=== THE DATA ===

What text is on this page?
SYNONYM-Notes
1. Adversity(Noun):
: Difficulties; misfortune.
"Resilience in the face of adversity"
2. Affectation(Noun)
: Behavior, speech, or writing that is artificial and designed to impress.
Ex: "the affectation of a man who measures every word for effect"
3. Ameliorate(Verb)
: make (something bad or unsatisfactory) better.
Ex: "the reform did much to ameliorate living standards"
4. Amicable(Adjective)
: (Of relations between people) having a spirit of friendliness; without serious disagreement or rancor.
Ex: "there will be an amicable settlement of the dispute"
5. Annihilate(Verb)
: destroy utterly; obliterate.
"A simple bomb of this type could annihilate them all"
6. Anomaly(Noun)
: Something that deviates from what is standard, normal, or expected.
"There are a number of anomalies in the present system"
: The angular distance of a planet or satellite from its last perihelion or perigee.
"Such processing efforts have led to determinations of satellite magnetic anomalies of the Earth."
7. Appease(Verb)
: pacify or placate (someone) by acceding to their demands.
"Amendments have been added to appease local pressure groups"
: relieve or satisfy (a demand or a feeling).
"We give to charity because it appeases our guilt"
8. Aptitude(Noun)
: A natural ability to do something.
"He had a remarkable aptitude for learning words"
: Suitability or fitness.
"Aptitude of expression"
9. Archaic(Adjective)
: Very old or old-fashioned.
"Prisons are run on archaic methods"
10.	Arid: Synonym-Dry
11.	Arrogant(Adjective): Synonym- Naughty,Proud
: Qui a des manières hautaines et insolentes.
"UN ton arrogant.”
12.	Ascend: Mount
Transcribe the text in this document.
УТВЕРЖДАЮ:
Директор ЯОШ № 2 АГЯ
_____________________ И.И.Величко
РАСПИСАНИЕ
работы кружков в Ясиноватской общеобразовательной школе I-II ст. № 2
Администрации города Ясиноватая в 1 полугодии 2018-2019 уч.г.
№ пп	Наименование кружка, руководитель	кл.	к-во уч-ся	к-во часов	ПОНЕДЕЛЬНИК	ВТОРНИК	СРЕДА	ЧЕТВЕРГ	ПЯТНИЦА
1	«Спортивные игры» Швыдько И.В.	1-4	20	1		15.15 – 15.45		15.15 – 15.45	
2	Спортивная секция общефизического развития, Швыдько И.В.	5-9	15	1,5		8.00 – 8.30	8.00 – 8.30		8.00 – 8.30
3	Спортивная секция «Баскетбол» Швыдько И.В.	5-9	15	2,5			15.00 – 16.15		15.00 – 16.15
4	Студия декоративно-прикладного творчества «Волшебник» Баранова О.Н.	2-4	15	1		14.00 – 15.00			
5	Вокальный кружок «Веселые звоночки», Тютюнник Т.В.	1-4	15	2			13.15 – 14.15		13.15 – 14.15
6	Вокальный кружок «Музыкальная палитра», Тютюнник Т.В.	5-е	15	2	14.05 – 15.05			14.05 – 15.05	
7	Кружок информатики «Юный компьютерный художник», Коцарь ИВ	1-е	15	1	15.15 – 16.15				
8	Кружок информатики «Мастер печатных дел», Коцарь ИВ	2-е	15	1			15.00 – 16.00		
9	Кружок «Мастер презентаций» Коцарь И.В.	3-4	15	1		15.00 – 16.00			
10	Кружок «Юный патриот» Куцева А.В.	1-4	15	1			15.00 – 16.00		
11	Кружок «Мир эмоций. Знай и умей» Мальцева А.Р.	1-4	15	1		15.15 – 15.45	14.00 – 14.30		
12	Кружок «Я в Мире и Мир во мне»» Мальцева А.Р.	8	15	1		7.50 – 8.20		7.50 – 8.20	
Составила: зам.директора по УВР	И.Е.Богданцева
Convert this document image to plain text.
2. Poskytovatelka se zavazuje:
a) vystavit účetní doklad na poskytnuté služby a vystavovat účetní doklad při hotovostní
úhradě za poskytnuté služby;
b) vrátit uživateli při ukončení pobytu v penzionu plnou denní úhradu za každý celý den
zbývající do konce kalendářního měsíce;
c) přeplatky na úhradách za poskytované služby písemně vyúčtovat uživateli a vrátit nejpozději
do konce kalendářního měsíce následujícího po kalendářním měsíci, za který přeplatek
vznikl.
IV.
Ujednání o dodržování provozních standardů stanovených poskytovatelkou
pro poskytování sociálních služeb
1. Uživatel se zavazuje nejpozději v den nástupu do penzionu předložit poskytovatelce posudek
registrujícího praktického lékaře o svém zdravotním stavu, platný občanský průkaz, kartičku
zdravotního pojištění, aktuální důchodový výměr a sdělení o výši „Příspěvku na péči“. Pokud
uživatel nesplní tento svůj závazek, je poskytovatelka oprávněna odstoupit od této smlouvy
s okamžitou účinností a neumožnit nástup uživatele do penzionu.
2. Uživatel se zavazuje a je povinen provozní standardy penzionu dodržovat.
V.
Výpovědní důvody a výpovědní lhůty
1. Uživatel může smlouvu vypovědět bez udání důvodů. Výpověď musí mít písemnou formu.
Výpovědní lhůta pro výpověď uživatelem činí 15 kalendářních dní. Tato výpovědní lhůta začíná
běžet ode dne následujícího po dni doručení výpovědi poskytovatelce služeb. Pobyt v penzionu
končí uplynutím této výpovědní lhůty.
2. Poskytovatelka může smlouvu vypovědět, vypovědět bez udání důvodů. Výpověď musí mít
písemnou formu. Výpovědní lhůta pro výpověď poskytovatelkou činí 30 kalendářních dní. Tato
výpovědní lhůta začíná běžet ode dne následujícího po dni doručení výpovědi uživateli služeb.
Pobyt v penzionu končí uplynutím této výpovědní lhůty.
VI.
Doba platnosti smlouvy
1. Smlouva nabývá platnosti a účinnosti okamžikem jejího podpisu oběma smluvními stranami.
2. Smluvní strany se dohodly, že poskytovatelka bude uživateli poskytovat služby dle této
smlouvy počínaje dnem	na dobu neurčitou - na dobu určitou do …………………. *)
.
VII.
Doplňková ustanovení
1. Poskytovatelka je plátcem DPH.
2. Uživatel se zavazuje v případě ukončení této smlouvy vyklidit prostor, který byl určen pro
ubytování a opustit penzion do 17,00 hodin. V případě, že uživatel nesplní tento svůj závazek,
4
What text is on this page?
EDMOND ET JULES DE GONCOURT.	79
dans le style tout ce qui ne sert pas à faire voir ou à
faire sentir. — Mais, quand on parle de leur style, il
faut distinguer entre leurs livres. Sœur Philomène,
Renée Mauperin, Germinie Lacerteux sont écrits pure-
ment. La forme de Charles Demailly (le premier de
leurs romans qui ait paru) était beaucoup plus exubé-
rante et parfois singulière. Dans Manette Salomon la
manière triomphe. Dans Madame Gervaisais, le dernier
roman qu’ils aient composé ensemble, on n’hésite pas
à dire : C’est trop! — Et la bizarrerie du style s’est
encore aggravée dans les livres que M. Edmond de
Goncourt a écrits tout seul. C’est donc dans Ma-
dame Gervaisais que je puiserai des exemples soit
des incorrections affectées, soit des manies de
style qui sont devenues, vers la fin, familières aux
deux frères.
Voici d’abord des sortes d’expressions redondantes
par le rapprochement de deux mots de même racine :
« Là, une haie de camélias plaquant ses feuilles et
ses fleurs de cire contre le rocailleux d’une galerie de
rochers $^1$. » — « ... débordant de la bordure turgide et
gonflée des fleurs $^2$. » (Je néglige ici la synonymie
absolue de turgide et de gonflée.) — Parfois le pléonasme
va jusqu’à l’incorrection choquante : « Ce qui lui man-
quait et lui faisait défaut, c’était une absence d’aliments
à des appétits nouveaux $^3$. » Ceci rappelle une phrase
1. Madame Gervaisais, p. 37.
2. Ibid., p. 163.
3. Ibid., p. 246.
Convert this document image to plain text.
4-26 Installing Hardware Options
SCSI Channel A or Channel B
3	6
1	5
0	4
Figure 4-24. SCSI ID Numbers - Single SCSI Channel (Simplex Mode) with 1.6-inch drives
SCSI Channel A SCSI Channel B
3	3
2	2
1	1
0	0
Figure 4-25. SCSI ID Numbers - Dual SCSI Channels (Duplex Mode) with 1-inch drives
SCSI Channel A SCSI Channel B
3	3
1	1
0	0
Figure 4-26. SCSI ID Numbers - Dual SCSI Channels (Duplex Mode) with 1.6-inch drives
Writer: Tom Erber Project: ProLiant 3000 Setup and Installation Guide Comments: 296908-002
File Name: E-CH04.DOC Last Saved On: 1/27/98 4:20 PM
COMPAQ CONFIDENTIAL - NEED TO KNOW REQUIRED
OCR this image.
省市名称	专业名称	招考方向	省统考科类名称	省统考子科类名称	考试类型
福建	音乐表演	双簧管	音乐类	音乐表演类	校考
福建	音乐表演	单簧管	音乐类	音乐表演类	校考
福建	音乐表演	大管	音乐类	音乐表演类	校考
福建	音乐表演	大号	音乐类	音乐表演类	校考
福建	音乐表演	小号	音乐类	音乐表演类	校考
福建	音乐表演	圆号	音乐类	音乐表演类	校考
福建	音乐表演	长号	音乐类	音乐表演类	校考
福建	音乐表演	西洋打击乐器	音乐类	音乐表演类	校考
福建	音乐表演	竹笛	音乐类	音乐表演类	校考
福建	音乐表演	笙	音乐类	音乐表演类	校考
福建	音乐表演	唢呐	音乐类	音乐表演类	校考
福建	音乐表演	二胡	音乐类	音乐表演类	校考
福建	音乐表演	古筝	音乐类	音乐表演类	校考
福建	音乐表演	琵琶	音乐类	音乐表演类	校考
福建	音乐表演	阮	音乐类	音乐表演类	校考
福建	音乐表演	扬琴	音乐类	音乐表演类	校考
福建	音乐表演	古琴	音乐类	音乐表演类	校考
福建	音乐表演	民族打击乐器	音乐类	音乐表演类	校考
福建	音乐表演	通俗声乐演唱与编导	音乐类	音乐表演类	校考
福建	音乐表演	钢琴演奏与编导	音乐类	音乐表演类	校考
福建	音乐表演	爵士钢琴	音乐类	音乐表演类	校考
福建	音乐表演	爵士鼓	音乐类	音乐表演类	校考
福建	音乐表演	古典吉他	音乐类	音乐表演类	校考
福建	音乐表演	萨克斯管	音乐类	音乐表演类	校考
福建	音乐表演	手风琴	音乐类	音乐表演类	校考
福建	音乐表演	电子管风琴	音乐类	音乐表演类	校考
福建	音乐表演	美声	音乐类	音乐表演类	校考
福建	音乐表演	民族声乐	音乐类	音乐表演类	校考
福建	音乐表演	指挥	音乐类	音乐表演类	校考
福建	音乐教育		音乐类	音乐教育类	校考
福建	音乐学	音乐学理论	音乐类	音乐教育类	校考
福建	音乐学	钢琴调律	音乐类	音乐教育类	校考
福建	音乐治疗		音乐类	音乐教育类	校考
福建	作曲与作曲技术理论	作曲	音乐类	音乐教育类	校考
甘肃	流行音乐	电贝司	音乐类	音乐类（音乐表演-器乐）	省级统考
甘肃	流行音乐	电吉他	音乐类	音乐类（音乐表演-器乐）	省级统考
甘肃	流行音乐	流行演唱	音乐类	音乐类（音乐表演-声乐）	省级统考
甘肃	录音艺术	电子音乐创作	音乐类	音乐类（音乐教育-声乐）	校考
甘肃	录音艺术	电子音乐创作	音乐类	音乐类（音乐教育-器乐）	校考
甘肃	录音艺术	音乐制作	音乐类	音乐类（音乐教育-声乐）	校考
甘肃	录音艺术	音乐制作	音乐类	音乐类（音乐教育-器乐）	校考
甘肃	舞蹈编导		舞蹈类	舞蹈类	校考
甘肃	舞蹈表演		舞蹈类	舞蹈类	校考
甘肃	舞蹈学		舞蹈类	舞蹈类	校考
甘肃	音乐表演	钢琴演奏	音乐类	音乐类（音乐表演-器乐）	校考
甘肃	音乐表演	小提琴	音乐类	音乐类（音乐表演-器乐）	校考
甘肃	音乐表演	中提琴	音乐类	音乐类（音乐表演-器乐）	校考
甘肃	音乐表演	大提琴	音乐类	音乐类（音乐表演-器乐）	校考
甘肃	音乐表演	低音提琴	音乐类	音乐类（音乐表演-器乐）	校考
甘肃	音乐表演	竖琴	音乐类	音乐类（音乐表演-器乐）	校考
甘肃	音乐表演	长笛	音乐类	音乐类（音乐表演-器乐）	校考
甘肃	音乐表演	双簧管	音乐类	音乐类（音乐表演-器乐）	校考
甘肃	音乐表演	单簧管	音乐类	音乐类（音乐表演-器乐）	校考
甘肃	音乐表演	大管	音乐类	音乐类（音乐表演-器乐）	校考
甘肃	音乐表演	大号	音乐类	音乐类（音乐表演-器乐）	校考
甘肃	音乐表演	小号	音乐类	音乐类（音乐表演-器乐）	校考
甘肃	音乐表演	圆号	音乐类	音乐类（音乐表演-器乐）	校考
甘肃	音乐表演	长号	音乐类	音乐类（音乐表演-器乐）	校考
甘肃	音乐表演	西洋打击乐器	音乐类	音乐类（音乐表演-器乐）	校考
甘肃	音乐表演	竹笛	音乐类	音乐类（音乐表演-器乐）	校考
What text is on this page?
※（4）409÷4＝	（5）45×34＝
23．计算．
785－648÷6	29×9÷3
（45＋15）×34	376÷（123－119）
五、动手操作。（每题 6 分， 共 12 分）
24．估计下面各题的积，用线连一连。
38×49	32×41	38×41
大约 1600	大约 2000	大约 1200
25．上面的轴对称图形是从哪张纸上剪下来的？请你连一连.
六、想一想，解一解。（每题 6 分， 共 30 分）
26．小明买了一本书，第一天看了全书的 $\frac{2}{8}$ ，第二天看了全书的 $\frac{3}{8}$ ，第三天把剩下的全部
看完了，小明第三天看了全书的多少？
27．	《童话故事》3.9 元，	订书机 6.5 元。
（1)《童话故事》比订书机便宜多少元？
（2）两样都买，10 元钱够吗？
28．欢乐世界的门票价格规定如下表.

===

▶ [GOAL] List every line above that holds the word "soit".

▶ [ANSWER TO THE EXERCISE]
dame Gervaisais que je puiserai des exemples soit
des incorrections affectées, soit des manies de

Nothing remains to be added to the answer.